* Raw records
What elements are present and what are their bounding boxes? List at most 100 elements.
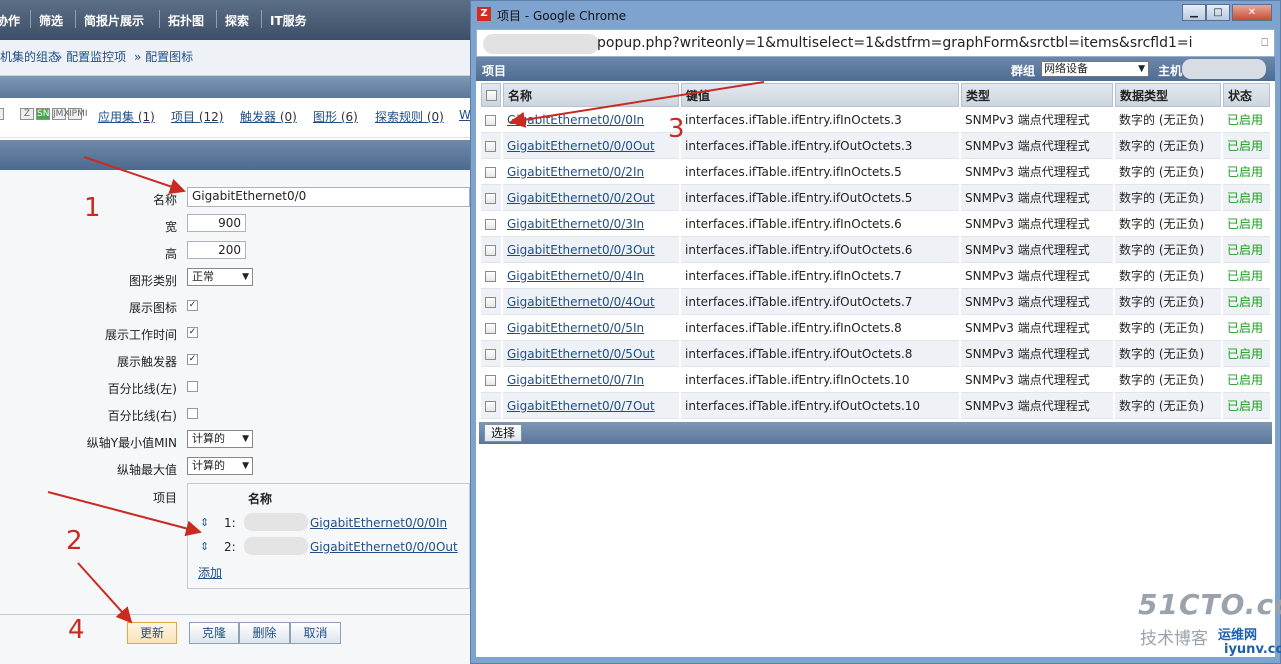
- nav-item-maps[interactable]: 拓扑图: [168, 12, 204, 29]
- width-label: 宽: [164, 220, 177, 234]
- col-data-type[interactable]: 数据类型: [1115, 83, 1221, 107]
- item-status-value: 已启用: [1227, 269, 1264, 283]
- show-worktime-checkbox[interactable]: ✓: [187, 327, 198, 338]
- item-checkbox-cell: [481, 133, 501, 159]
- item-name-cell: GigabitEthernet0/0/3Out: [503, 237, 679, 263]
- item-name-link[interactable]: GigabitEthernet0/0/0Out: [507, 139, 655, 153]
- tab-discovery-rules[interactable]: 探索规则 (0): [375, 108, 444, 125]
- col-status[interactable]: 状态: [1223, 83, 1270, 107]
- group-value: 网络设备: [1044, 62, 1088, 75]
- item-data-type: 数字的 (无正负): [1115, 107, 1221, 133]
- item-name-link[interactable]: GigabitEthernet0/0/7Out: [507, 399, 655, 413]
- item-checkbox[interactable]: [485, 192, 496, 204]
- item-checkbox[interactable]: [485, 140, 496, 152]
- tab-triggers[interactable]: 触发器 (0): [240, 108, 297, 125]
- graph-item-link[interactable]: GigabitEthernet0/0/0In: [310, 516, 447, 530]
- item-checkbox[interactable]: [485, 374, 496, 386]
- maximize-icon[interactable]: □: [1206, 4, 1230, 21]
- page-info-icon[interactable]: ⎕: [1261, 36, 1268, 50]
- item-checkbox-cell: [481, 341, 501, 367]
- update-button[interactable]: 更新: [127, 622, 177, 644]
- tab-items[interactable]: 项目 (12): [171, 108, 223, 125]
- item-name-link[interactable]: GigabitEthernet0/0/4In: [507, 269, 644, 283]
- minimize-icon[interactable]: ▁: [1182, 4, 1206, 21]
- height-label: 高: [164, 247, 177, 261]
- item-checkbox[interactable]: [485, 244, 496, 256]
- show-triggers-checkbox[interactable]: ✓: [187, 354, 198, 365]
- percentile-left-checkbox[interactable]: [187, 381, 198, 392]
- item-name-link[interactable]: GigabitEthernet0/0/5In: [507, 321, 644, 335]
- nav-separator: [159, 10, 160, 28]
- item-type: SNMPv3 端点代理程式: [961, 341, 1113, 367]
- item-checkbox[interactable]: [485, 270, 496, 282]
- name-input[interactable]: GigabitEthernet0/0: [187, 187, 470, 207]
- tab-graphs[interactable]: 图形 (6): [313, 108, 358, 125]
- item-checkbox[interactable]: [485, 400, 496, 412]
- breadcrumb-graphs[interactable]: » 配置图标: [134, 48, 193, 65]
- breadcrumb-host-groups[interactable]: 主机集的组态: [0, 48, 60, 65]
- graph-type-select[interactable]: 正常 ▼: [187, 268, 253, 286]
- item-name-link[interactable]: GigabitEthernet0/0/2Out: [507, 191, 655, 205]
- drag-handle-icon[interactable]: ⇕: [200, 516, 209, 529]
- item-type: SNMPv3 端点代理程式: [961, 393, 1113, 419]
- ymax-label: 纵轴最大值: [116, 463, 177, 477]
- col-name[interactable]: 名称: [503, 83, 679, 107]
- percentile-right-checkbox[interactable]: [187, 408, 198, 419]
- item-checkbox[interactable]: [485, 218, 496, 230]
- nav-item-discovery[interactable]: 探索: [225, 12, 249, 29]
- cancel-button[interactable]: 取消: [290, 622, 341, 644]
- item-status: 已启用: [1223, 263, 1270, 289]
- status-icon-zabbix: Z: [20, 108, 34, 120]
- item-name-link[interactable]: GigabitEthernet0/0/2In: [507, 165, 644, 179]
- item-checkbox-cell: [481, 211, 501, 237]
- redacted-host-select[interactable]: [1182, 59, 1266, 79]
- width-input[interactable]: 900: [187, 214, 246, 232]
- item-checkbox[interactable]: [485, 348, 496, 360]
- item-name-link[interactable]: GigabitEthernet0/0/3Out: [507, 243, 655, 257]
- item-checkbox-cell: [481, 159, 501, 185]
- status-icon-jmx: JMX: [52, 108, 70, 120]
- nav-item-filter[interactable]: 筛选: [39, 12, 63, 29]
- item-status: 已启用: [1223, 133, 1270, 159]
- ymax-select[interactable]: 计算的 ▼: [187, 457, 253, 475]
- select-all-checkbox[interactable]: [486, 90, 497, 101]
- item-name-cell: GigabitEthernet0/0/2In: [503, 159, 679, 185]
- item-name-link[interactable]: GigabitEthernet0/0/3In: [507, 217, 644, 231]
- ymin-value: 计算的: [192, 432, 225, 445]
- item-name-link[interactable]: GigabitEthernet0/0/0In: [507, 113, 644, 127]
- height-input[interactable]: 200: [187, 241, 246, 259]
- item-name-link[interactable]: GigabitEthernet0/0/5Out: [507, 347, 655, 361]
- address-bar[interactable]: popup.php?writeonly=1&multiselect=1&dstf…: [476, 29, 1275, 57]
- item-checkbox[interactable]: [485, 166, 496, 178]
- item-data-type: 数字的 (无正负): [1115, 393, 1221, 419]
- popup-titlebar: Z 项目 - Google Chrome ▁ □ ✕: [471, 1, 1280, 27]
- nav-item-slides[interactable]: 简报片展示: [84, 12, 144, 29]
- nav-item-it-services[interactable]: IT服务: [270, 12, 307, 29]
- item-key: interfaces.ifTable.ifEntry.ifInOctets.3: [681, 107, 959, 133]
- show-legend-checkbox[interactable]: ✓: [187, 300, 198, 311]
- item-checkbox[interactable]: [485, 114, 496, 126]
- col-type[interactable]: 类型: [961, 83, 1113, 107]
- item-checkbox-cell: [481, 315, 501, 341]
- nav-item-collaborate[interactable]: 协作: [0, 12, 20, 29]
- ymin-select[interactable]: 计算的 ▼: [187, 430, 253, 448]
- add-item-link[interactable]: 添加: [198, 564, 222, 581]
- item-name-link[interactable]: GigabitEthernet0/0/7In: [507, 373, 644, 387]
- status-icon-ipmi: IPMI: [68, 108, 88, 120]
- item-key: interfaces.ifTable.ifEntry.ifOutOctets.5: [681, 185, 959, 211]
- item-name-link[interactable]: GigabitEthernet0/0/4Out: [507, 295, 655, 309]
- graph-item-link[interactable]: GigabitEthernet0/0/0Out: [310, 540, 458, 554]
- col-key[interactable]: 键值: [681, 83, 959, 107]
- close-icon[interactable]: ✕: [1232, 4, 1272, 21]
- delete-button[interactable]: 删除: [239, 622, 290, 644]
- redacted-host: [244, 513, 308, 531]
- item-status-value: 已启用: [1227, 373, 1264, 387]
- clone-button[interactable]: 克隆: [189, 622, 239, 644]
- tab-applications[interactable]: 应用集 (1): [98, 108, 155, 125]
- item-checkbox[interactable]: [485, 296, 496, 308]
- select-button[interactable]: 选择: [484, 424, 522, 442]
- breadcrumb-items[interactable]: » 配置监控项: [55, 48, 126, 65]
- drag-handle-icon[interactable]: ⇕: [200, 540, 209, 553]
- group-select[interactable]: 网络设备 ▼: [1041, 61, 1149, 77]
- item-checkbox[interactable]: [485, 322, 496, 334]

* Set problem
Please revise the entries above by changing every "interactable" to "clickable" and leaving everything else as it is. Leave the pictures out of your answer.

* Reply
What elements are present and what are their bounding boxes? List at most 100 elements.
- nav-item-maps[clickable]: 拓扑图: [168, 12, 204, 29]
- width-label: 宽: [164, 220, 177, 234]
- col-data-type[clickable]: 数据类型: [1115, 83, 1221, 107]
- item-status-value: 已启用: [1227, 269, 1264, 283]
- show-worktime-checkbox[clickable]: ✓: [187, 327, 198, 338]
- item-checkbox-cell: [481, 133, 501, 159]
- item-name-cell: GigabitEthernet0/0/3Out: [503, 237, 679, 263]
- item-name-link[clickable]: GigabitEthernet0/0/0Out: [507, 139, 655, 153]
- tab-discovery-rules[clickable]: 探索规则 (0): [375, 108, 444, 125]
- col-status[clickable]: 状态: [1223, 83, 1270, 107]
- group-value: 网络设备: [1044, 62, 1088, 75]
- item-data-type: 数字的 (无正负): [1115, 107, 1221, 133]
- item-name-link[clickable]: GigabitEthernet0/0/7Out: [507, 399, 655, 413]
- item-checkbox[clickable]: [485, 192, 496, 204]
- item-checkbox[clickable]: [485, 140, 496, 152]
- tab-triggers[clickable]: 触发器 (0): [240, 108, 297, 125]
- graph-item-link[clickable]: GigabitEthernet0/0/0In: [310, 516, 447, 530]
- item-checkbox[clickable]: [485, 374, 496, 386]
- maximize-icon[clickable]: □: [1206, 4, 1230, 21]
- page-info-icon[clickable]: ⎕: [1261, 36, 1268, 50]
- item-checkbox-cell: [481, 341, 501, 367]
- update-button[clickable]: 更新: [127, 622, 177, 644]
- tab-items[clickable]: 项目 (12): [171, 108, 223, 125]
- item-name-link[clickable]: GigabitEthernet0/0/4In: [507, 269, 644, 283]
- minimize-icon[clickable]: ▁: [1182, 4, 1206, 21]
- height-label: 高: [164, 247, 177, 261]
- item-checkbox[clickable]: [485, 244, 496, 256]
- show-triggers-checkbox[clickable]: ✓: [187, 354, 198, 365]
- percentile-left-checkbox[clickable]: [187, 381, 198, 392]
- item-name-link[clickable]: GigabitEthernet0/0/5In: [507, 321, 644, 335]
- nav-separator: [159, 10, 160, 28]
- item-type: SNMPv3 端点代理程式: [961, 341, 1113, 367]
- item-checkbox[clickable]: [485, 270, 496, 282]
- name-input[clickable]: GigabitEthernet0/0: [187, 187, 470, 207]
- tab-graphs[clickable]: 图形 (6): [313, 108, 358, 125]
- item-checkbox[clickable]: [485, 400, 496, 412]
- breadcrumb-graphs[clickable]: » 配置图标: [134, 48, 193, 65]
- breadcrumb-host-groups[clickable]: 主机集的组态: [0, 48, 60, 65]
- graph-type-select[clickable]: 正常 ▼: [187, 268, 253, 286]
- item-name-link[clickable]: GigabitEthernet0/0/2Out: [507, 191, 655, 205]
- drag-handle-icon[clickable]: ⇕: [200, 516, 209, 529]
- item-type: SNMPv3 端点代理程式: [961, 393, 1113, 419]
- ymax-label: 纵轴最大值: [116, 463, 177, 477]
- col-name[clickable]: 名称: [503, 83, 679, 107]
- percentile-right-checkbox[clickable]: [187, 408, 198, 419]
- item-checkbox[clickable]: [485, 218, 496, 230]
- nav-item-discovery[clickable]: 探索: [225, 12, 249, 29]
- cancel-button[clickable]: 取消: [290, 622, 341, 644]
- item-status: 已启用: [1223, 263, 1270, 289]
- status-icon-zabbix: Z: [20, 108, 34, 120]
- item-name-link[clickable]: GigabitEthernet0/0/2In: [507, 165, 644, 179]
- item-checkbox-cell: [481, 211, 501, 237]
- redacted-host-select[clickable]: [1182, 59, 1266, 79]
- width-input[clickable]: 900: [187, 214, 246, 232]
- item-checkbox[clickable]: [485, 348, 496, 360]
- item-name-link[clickable]: GigabitEthernet0/0/3Out: [507, 243, 655, 257]
- item-checkbox-cell: [481, 159, 501, 185]
- status-icon-jmx: JMX: [52, 108, 70, 120]
- nav-item-filter[clickable]: 筛选: [39, 12, 63, 29]
- item-status: 已启用: [1223, 133, 1270, 159]
- ymax-select[clickable]: 计算的 ▼: [187, 457, 253, 475]
- select-all-checkbox[clickable]: [486, 90, 497, 101]
- item-name-cell: GigabitEthernet0/0/2In: [503, 159, 679, 185]
- item-name-link[clickable]: GigabitEthernet0/0/3In: [507, 217, 644, 231]
- ymin-value: 计算的: [192, 432, 225, 445]
- item-name-link[clickable]: GigabitEthernet0/0/0In: [507, 113, 644, 127]
- height-input[clickable]: 200: [187, 241, 246, 259]
- item-name-link[clickable]: GigabitEthernet0/0/5Out: [507, 347, 655, 361]
- address-bar[clickable]: popup.php?writeonly=1&multiselect=1&dstf…: [476, 29, 1275, 57]
- item-checkbox[clickable]: [485, 166, 496, 178]
- item-data-type: 数字的 (无正负): [1115, 393, 1221, 419]
- popup-titlebar: Z 项目 - Google Chrome ▁ □ ✕: [471, 1, 1280, 27]
- nav-item-slides[clickable]: 简报片展示: [84, 12, 144, 29]
- nav-item-it-services[clickable]: IT服务: [270, 12, 307, 29]
- item-key: interfaces.ifTable.ifEntry.ifInOctets.3: [681, 107, 959, 133]
- show-legend-checkbox[clickable]: ✓: [187, 300, 198, 311]
- item-checkbox[clickable]: [485, 114, 496, 126]
- col-type[clickable]: 类型: [961, 83, 1113, 107]
- item-checkbox-cell: [481, 315, 501, 341]
- nav-item-collaborate[clickable]: 协作: [0, 12, 20, 29]
- ymin-select[clickable]: 计算的 ▼: [187, 430, 253, 448]
- add-item-link[clickable]: 添加: [198, 564, 222, 581]
- item-name-link[clickable]: GigabitEthernet0/0/7In: [507, 373, 644, 387]
- status-icon-ipmi: IPMI: [68, 108, 88, 120]
- item-key: interfaces.ifTable.ifEntry.ifOutOctets.5: [681, 185, 959, 211]
- item-name-link[clickable]: GigabitEthernet0/0/4Out: [507, 295, 655, 309]
- graph-item-link[clickable]: GigabitEthernet0/0/0Out: [310, 540, 458, 554]
- col-key[clickable]: 键值: [681, 83, 959, 107]
- close-icon[clickable]: ✕: [1232, 4, 1272, 21]
- delete-button[clickable]: 删除: [239, 622, 290, 644]
- redacted-host: [244, 513, 308, 531]
- item-status-value: 已启用: [1227, 373, 1264, 387]
- clone-button[clickable]: 克隆: [189, 622, 239, 644]
- tab-applications[clickable]: 应用集 (1): [98, 108, 155, 125]
- item-checkbox[clickable]: [485, 296, 496, 308]
- select-button[clickable]: 选择: [484, 424, 522, 442]
- breadcrumb-items[clickable]: » 配置监控项: [55, 48, 126, 65]
- drag-handle-icon[clickable]: ⇕: [200, 540, 209, 553]
- group-select[clickable]: 网络设备 ▼: [1041, 61, 1149, 77]
- item-checkbox[clickable]: [485, 322, 496, 334]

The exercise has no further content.